- Short problem -
The entries below should be transcribed in their entirety, exactly as written.
___ Provided entries ___
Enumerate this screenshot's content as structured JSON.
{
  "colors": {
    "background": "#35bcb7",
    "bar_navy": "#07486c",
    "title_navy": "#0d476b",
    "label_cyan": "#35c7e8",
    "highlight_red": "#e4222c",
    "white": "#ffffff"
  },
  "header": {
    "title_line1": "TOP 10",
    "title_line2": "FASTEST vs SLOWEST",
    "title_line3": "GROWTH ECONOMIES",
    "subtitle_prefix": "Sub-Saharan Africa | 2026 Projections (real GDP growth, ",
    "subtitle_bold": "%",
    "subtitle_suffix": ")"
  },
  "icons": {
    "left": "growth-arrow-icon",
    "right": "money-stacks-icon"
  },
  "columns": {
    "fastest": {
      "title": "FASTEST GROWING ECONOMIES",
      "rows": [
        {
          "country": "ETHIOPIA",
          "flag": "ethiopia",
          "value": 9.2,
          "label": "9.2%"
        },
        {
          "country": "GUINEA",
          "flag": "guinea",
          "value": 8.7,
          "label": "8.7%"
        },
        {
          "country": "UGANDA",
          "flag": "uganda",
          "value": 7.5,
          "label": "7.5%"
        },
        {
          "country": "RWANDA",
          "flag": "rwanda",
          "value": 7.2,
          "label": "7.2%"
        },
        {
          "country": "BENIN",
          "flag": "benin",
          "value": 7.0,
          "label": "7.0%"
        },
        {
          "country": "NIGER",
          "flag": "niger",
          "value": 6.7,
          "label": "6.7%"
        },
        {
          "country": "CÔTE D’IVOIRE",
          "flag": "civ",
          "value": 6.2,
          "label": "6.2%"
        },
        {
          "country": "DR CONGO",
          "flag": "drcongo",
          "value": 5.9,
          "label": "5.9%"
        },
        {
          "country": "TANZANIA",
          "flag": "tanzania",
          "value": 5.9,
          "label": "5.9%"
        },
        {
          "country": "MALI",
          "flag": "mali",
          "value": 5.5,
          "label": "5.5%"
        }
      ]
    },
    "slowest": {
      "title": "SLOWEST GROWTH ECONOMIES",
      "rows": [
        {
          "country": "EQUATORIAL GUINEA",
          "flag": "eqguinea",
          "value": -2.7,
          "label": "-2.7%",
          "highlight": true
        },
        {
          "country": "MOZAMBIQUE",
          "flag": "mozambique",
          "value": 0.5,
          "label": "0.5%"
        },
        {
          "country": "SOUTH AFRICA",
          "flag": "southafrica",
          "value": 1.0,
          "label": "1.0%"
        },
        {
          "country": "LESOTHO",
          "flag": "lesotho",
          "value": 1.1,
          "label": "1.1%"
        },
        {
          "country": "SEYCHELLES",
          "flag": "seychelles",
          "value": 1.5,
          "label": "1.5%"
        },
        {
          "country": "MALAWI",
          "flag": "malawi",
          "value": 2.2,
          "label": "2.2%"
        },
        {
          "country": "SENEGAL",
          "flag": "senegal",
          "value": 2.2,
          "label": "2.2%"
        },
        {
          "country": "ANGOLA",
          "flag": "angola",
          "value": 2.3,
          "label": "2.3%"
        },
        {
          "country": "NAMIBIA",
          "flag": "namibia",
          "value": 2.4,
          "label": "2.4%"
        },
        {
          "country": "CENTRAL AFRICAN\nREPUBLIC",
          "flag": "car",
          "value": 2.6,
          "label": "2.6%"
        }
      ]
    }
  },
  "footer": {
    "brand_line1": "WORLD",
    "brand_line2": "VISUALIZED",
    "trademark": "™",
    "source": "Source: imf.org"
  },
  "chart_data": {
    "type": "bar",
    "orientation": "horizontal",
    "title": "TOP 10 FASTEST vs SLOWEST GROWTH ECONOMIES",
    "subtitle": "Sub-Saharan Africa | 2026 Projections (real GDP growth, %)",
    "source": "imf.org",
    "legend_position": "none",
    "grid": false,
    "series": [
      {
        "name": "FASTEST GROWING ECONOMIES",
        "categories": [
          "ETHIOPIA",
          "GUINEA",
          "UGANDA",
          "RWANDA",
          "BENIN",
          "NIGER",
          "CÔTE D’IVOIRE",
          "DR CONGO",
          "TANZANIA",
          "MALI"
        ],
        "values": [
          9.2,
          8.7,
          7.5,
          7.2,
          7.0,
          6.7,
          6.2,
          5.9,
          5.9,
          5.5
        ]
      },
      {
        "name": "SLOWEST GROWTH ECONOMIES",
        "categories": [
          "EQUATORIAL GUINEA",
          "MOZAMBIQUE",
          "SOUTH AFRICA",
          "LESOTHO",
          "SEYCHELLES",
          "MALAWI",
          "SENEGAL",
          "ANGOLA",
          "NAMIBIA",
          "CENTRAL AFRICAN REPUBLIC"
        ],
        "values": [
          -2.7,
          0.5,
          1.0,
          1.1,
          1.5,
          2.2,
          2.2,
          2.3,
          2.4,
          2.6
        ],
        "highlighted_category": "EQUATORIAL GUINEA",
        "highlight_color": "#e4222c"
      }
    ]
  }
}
___
- Exercise solution -
Enumerate this screenshot's content as structured JSON.
{
  "colors": {
    "background": "#35bcb7",
    "bar_navy": "#07486c",
    "title_navy": "#0d476b",
    "label_cyan": "#35c7e8",
    "highlight_red": "#e4222c",
    "white": "#ffffff"
  },
  "header": {
    "title_line1": "TOP 10",
    "title_line2": "FASTEST vs SLOWEST",
    "title_line3": "GROWTH ECONOMIES",
    "subtitle_prefix": "Sub-Saharan Africa | 2026 Projections (real GDP growth, ",
    "subtitle_bold": "%",
    "subtitle_suffix": ")"
  },
  "icons": {
    "left": "growth-arrow-icon",
    "right": "money-stacks-icon"
  },
  "columns": {
    "fastest": {
      "title": "FASTEST GROWING ECONOMIES",
      "rows": [
        {
          "country": "ETHIOPIA",
          "flag": "ethiopia",
          "value": 9.2,
          "label": "9.2%"
        },
        {
          "country": "GUINEA",
          "flag": "guinea",
          "value": 8.7,
          "label": "8.7%"
        },
        {
          "country": "UGANDA",
          "flag": "uganda",
          "value": 7.5,
          "label": "7.5%"
        },
        {
          "country": "RWANDA",
          "flag": "rwanda",
          "value": 7.2,
          "label": "7.2%"
        },
        {
          "country": "BENIN",
          "flag": "benin",
          "value": 7.0,
          "label": "7.0%"
        },
        {
          "country": "NIGER",
          "flag": "niger",
          "value": 6.7,
          "label": "6.7%"
        },
        {
          "country": "CÔTE D’IVOIRE",
          "flag": "civ",
          "value": 6.2,
          "label": "6.2%"
        },
        {
          "country": "DR CONGO",
          "flag": "drcongo",
          "value": 5.9,
          "label": "5.9%"
        },
        {
          "country": "TANZANIA",
          "flag": "tanzania",
          "value": 5.9,
          "label": "5.9%"
        },
        {
          "country": "MALI",
          "flag": "mali",
          "value": 5.5,
          "label": "5.5%"
        }
      ]
    },
    "slowest": {
      "title": "SLOWEST GROWTH ECONOMIES",
      "rows": [
        {
          "country": "EQUATORIAL GUINEA",
          "flag": "eqguinea",
          "value": -2.7,
          "label": "-2.7%",
          "highlight": true
        },
        {
          "country": "MOZAMBIQUE",
          "flag": "mozambique",
          "value": 0.5,
          "label": "0.5%"
        },
        {
          "country": "SOUTH AFRICA",
          "flag": "southafrica",
          "value": 1.0,
          "label": "1.0%"
        },
        {
          "country": "LESOTHO",
          "flag": "lesotho",
          "value": 1.1,
          "label": "1.1%"
        },
        {
          "country": "SEYCHELLES",
          "flag": "seychelles",
          "value": 1.5,
          "label": "1.5%"
        },
        {
          "country": "MALAWI",
          "flag": "malawi",
          "value": 2.2,
          "label": "2.2%"
        },
        {
          "country": "SENEGAL",
          "flag": "senegal",
          "value": 2.2,
          "label": "2.2%"
        },
        {
          "country": "ANGOLA",
          "flag": "angola",
          "value": 2.3,
          "label": "2.3%"
        },
        {
          "country": "NAMIBIA",
          "flag": "namibia",
          "value": 2.4,
          "label": "2.4%"
        },
        {
          "country": "CENTRAL AFRICAN\nREPUBLIC",
          "flag": "car",
          "value": 2.6,
          "label": "2.6%"
        }
      ]
    }
  },
  "footer": {
    "brand_line1": "WORLD",
    "brand_line2": "VISUALIZED",
    "trademark": "™",
    "source": "Source: imf.org"
  },
  "chart_data": {
    "type": "bar",
    "orientation": "horizontal",
    "title": "TOP 10 FASTEST vs SLOWEST GROWTH ECONOMIES",
    "subtitle": "Sub-Saharan Africa | 2026 Projections (real GDP growth, %)",
    "source": "imf.org",
    "legend_position": "none",
    "grid": false,
    "series": [
      {
        "name": "FASTEST GROWING ECONOMIES",
        "categories": [
          "ETHIOPIA",
          "GUINEA",
          "UGANDA",
          "RWANDA",
          "BENIN",
          "NIGER",
          "CÔTE D’IVOIRE",
          "DR CONGO",
          "TANZANIA",
          "MALI"
        ],
        "values": [
          9.2,
          8.7,
          7.5,
          7.2,
          7.0,
          6.7,
          6.2,
          5.9,
          5.9,
          5.5
        ]
      },
      {
        "name": "SLOWEST GROWTH ECONOMIES",
        "categories": [
          "EQUATORIAL GUINEA",
          "MOZAMBIQUE",
          "SOUTH AFRICA",
          "LESOTHO",
          "SEYCHELLES",
          "MALAWI",
          "SENEGAL",
          "ANGOLA",
          "NAMIBIA",
          "CENTRAL AFRICAN REPUBLIC"
        ],
        "values": [
          -2.7,
          0.5,
          1.0,
          1.1,
          1.5,
          2.2,
          2.2,
          2.3,
          2.4,
          2.6
        ],
        "highlighted_category": "EQUATORIAL GUINEA",
        "highlight_color": "#e4222c"
      }
    ]
  }
}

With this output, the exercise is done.